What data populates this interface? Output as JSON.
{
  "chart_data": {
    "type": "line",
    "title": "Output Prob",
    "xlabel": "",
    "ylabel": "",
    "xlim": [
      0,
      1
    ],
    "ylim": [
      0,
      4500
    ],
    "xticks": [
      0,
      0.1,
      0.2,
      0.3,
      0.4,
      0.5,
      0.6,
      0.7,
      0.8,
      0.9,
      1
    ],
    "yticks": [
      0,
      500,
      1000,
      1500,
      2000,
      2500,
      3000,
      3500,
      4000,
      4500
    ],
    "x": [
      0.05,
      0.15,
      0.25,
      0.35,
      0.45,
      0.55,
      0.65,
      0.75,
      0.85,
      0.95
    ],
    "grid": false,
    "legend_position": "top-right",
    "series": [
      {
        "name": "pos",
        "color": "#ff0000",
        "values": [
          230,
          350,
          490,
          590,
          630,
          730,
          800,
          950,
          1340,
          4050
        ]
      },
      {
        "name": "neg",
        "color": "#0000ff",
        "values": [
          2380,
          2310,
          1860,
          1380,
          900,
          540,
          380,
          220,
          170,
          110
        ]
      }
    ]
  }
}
= = =
- [WHAT TO PRODUCE] Reproduce all of the data exactly as given.

- [CORRECT RESPONSE]
What data populates this interface? Output as JSON.
{
  "chart_data": {
    "type": "line",
    "title": "Output Prob",
    "xlabel": "",
    "ylabel": "",
    "xlim": [
      0,
      1
    ],
    "ylim": [
      0,
      4500
    ],
    "xticks": [
      0,
      0.1,
      0.2,
      0.3,
      0.4,
      0.5,
      0.6,
      0.7,
      0.8,
      0.9,
      1
    ],
    "yticks": [
      0,
      500,
      1000,
      1500,
      2000,
      2500,
      3000,
      3500,
      4000,
      4500
    ],
    "x": [
      0.05,
      0.15,
      0.25,
      0.35,
      0.45,
      0.55,
      0.65,
      0.75,
      0.85,
      0.95
    ],
    "grid": false,
    "legend_position": "top-right",
    "series": [
      {
        "name": "pos",
        "color": "#ff0000",
        "values": [
          230,
          350,
          490,
          590,
          630,
          730,
          800,
          950,
          1340,
          4050
        ]
      },
      {
        "name": "neg",
        "color": "#0000ff",
        "values": [
          2380,
          2310,
          1860,
          1380,
          900,
          540,
          380,
          220,
          170,
          110
        ]
      }
    ]
  }
}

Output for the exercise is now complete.